**Your objective**.
Only lines with the string "Qaynash" matter here; gather them from the material below.

Stored items
··········

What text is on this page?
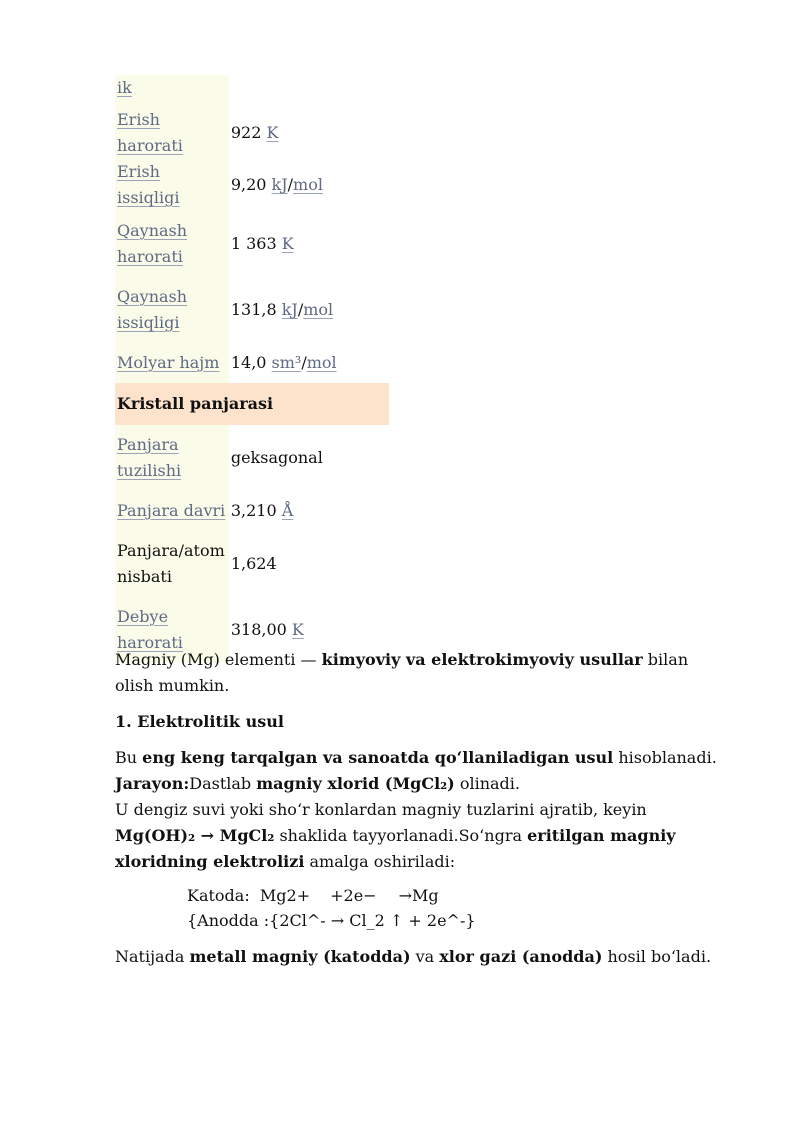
ik	
Erish harorati	922 K
Erish issiqligi	9,20 kJ/mol
Qaynash harorati	1 363 K
Qaynash issiqligi	131,8 kJ/mol
Molyar hajm	14,0 sm³/mol
Kristall panjarasi	
Panjara tuzilishi	geksagonal
Panjara davri	3,210 Å
Panjara/atom nisbati	1,624
Debye harorati	318,00 K

Magniy (Mg) elementi — kimyoviy va elektrokimyoviy usullar bilan olish mumkin.

1. Elektrolitik usul

Bu eng keng tarqalgan va sanoatda qo‘llaniladigan usul hisoblanadi.
Jarayon:Dastlab magniy xlorid (MgCl₂) olinadi.
U dengiz suvi yoki sho‘r konlardan magniy tuzlarini ajratib, keyin Mg(OH)₂ → MgCl₂ shaklida tayyorlanadi.So‘ngra eritilgan magniy xloridning elektrolizi amalga oshiriladi:
Katoda: Mg2+ +2e− →Mg
{Anodda :{2Cl^- → Cl_2 ↑ + 2e^-}

Natijada metall magniy (katodda) va xlor gazi (anodda) hosil bo‘ladi.
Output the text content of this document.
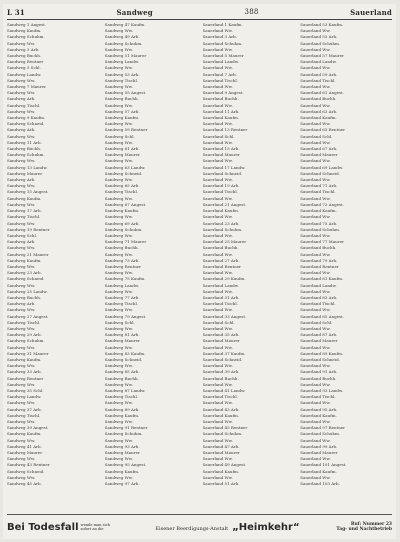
L 31	Sandweg	388	Sauerland
Sandweg 1 Angest.
Sandweg Kaufm.
Sandweg Schuhm.
Sandweg Ww.
Sandweg 3 Arb.
Sandweg Buchh.
Sandweg Rentner
Sandweg 5 Schl.
Sandweg Landw.
Sandweg Ww.
Sandweg 7 Maurer
Sandweg Ww.
Sandweg Arb.
Sandweg Tischl.
Sandweg Ww.
Sandweg 9 Kaufm.
Sandweg Schneid.
Sandweg Arb.
Sandweg Ww.
Sandweg 11 Arb.
Sandweg Buchh.
Sandweg Schuhm.
Sandweg Ww.
Sandweg 13 Landw.
Sandweg Maurer
Sandweg Arb.
Sandweg Ww.
Sandweg 15 Angest.
Sandweg Kaufm.
Sandweg Ww.
Sandweg 17 Arb.
Sandweg Tischl.
Sandweg Ww.
Sandweg 19 Rentner
Sandweg Schl.
Sandweg Arb.
Sandweg Ww.
Sandweg 21 Maurer
Sandweg Kaufm.
Sandweg Ww.
Sandweg 23 Arb.
Sandweg Schneid.
Sandweg Ww.
Sandweg 25 Landw.
Sandweg Buchh.
Sandweg Arb.
Sandweg Ww.
Sandweg 27 Angest.
Sandweg Tischl.
Sandweg Ww.
Sandweg 29 Arb.
Sandweg Schuhm.
Sandweg Ww.
Sandweg 31 Maurer
Sandweg Kaufm.
Sandweg Ww.
Sandweg 33 Arb.
Sandweg Rentner
Sandweg Ww.
Sandweg 35 Schl.
Sandweg Landw.
Sandweg Ww.
Sandweg 37 Arb.
Sandweg Tischl.
Sandweg Ww.
Sandweg 39 Angest.
Sandweg Kaufm.
Sandweg Ww.
Sandweg 41 Arb.
Sandweg Maurer
Sandweg Ww.
Sandweg 43 Rentner
Sandweg Schneid.
Sandweg Ww.
Sandweg 45 Arb.
Sandweg 47 Kaufm.
Sandweg Ww.
Sandweg 49 Arb.
Sandweg Schuhm.
Sandweg Ww.
Sandweg 51 Maurer
Sandweg Landw.
Sandweg Ww.
Sandweg 53 Arb.
Sandweg Tischl.
Sandweg Ww.
Sandweg 55 Angest.
Sandweg Buchh.
Sandweg Ww.
Sandweg 57 Arb.
Sandweg Kaufm.
Sandweg Ww.
Sandweg 59 Rentner
Sandweg Schl.
Sandweg Ww.
Sandweg 61 Arb.
Sandweg Maurer
Sandweg Ww.
Sandweg 63 Landw.
Sandweg Schneid.
Sandweg Ww.
Sandweg 65 Arb.
Sandweg Tischl.
Sandweg Ww.
Sandweg 67 Angest.
Sandweg Kaufm.
Sandweg Ww.
Sandweg 69 Arb.
Sandweg Schuhm.
Sandweg Ww.
Sandweg 71 Maurer
Sandweg Buchh.
Sandweg Ww.
Sandweg 73 Arb.
Sandweg Rentner
Sandweg Ww.
Sandweg 75 Kaufm.
Sandweg Landw.
Sandweg Ww.
Sandweg 77 Arb.
Sandweg Tischl.
Sandweg Ww.
Sandweg 79 Angest.
Sandweg Schl.
Sandweg Ww.
Sandweg 81 Arb.
Sandweg Maurer
Sandweg Ww.
Sandweg 83 Kaufm.
Sandweg Schneid.
Sandweg Ww.
Sandweg 85 Arb.
Sandweg Buchh.
Sandweg Ww.
Sandweg 87 Landw.
Sandweg Tischl.
Sandweg Ww.
Sandweg 89 Arb.
Sandweg Kaufm.
Sandweg Ww.
Sandweg 91 Rentner
Sandweg Schuhm.
Sandweg Ww.
Sandweg 93 Arb.
Sandweg Maurer
Sandweg Ww.
Sandweg 95 Angest.
Sandweg Kaufm.
Sandweg Ww.
Sandweg 97 Arb.
Sauerland 1 Kaufm.
Sauerland Ww.
Sauerland 3 Arb.
Sauerland Schuhm.
Sauerland Ww.
Sauerland 5 Maurer
Sauerland Landw.
Sauerland Ww.
Sauerland 7 Arb.
Sauerland Tischl.
Sauerland Ww.
Sauerland 9 Angest.
Sauerland Buchh.
Sauerland Ww.
Sauerland 11 Arb.
Sauerland Kaufm.
Sauerland Ww.
Sauerland 13 Rentner
Sauerland Schl.
Sauerland Ww.
Sauerland 15 Arb.
Sauerland Maurer
Sauerland Ww.
Sauerland 17 Landw.
Sauerland Schneid.
Sauerland Ww.
Sauerland 19 Arb.
Sauerland Tischl.
Sauerland Ww.
Sauerland 21 Angest.
Sauerland Kaufm.
Sauerland Ww.
Sauerland 23 Arb.
Sauerland Schuhm.
Sauerland Ww.
Sauerland 25 Maurer
Sauerland Buchh.
Sauerland Ww.
Sauerland 27 Arb.
Sauerland Rentner
Sauerland Ww.
Sauerland 29 Kaufm.
Sauerland Landw.
Sauerland Ww.
Sauerland 31 Arb.
Sauerland Tischl.
Sauerland Ww.
Sauerland 33 Angest.
Sauerland Schl.
Sauerland Ww.
Sauerland 35 Arb.
Sauerland Maurer
Sauerland Ww.
Sauerland 37 Kaufm.
Sauerland Schneid.
Sauerland Ww.
Sauerland 39 Arb.
Sauerland Buchh.
Sauerland Ww.
Sauerland 41 Landw.
Sauerland Tischl.
Sauerland Ww.
Sauerland 43 Arb.
Sauerland Kaufm.
Sauerland Ww.
Sauerland 45 Rentner
Sauerland Schuhm.
Sauerland Ww.
Sauerland 47 Arb.
Sauerland Maurer
Sauerland Ww.
Sauerland 49 Angest.
Sauerland Kaufm.
Sauerland Ww.
Sauerland 51 Arb.
Sauerland 53 Kaufm.
Sauerland Ww.
Sauerland 55 Arb.
Sauerland Schuhm.
Sauerland Ww.
Sauerland 57 Maurer
Sauerland Landw.
Sauerland Ww.
Sauerland 59 Arb.
Sauerland Tischl.
Sauerland Ww.
Sauerland 61 Angest.
Sauerland Buchh.
Sauerland Ww.
Sauerland 63 Arb.
Sauerland Kaufm.
Sauerland Ww.
Sauerland 65 Rentner
Sauerland Schl.
Sauerland Ww.
Sauerland 67 Arb.
Sauerland Maurer
Sauerland Ww.
Sauerland 69 Landw.
Sauerland Schneid.
Sauerland Ww.
Sauerland 71 Arb.
Sauerland Tischl.
Sauerland Ww.
Sauerland 73 Angest.
Sauerland Kaufm.
Sauerland Ww.
Sauerland 75 Arb.
Sauerland Schuhm.
Sauerland Ww.
Sauerland 77 Maurer
Sauerland Buchh.
Sauerland Ww.
Sauerland 79 Arb.
Sauerland Rentner
Sauerland Ww.
Sauerland 81 Kaufm.
Sauerland Landw.
Sauerland Ww.
Sauerland 83 Arb.
Sauerland Tischl.
Sauerland Ww.
Sauerland 85 Angest.
Sauerland Schl.
Sauerland Ww.
Sauerland 87 Arb.
Sauerland Maurer
Sauerland Ww.
Sauerland 89 Kaufm.
Sauerland Schneid.
Sauerland Ww.
Sauerland 91 Arb.
Sauerland Buchh.
Sauerland Ww.
Sauerland 93 Landw.
Sauerland Tischl.
Sauerland Ww.
Sauerland 95 Arb.
Sauerland Kaufm.
Sauerland Ww.
Sauerland 97 Rentner
Sauerland Schuhm.
Sauerland Ww.
Sauerland 99 Arb.
Sauerland Maurer
Sauerland Ww.
Sauerland 101 Angest.
Sauerland Kaufm.
Sauerland Ww.
Sauerland 103 Arb.
Bei Todesfall wende man sich sofort an die	Eisener Beerdigungs-Anstalt „Heimkehr“	Ruf: Nummer 23
Tag- und Nachtbetrieb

··········

**The response**.
Qaynash harorati	1 363 K
Qaynash issiqligi	131,8 kJ/mol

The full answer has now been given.